[Dataset entries on figures]
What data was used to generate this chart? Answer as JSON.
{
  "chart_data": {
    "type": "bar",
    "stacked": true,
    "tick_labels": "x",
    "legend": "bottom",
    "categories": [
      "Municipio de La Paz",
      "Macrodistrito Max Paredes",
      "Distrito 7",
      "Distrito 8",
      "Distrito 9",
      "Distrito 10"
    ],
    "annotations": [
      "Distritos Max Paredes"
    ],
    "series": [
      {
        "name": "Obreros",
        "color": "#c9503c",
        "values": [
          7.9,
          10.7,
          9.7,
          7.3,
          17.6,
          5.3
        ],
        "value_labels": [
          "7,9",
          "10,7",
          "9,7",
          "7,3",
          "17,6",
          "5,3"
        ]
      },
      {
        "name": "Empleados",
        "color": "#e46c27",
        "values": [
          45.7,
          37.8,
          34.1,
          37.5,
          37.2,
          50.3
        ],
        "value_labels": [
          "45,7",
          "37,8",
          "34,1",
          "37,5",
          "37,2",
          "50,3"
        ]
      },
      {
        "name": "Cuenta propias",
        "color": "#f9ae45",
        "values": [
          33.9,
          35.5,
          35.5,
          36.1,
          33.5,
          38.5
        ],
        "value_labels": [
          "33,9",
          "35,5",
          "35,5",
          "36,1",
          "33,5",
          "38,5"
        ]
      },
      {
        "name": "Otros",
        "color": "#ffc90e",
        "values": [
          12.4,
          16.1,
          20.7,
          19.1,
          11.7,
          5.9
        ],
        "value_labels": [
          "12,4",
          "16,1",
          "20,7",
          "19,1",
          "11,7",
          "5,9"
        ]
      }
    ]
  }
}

Given request = From the listing above, extract all records word for word.

Result =
What data was used to generate this chart? Answer as JSON.
{
  "chart_data": {
    "type": "bar",
    "stacked": true,
    "tick_labels": "x",
    "legend": "bottom",
    "categories": [
      "Municipio de La Paz",
      "Macrodistrito Max Paredes",
      "Distrito 7",
      "Distrito 8",
      "Distrito 9",
      "Distrito 10"
    ],
    "annotations": [
      "Distritos Max Paredes"
    ],
    "series": [
      {
        "name": "Obreros",
        "color": "#c9503c",
        "values": [
          7.9,
          10.7,
          9.7,
          7.3,
          17.6,
          5.3
        ],
        "value_labels": [
          "7,9",
          "10,7",
          "9,7",
          "7,3",
          "17,6",
          "5,3"
        ]
      },
      {
        "name": "Empleados",
        "color": "#e46c27",
        "values": [
          45.7,
          37.8,
          34.1,
          37.5,
          37.2,
          50.3
        ],
        "value_labels": [
          "45,7",
          "37,8",
          "34,1",
          "37,5",
          "37,2",
          "50,3"
        ]
      },
      {
        "name": "Cuenta propias",
        "color": "#f9ae45",
        "values": [
          33.9,
          35.5,
          35.5,
          36.1,
          33.5,
          38.5
        ],
        "value_labels": [
          "33,9",
          "35,5",
          "35,5",
          "36,1",
          "33,5",
          "38,5"
        ]
      },
      {
        "name": "Otros",
        "color": "#ffc90e",
        "values": [
          12.4,
          16.1,
          20.7,
          19.1,
          11.7,
          5.9
        ],
        "value_labels": [
          "12,4",
          "16,1",
          "20,7",
          "19,1",
          "11,7",
          "5,9"
        ]
      }
    ]
  }
}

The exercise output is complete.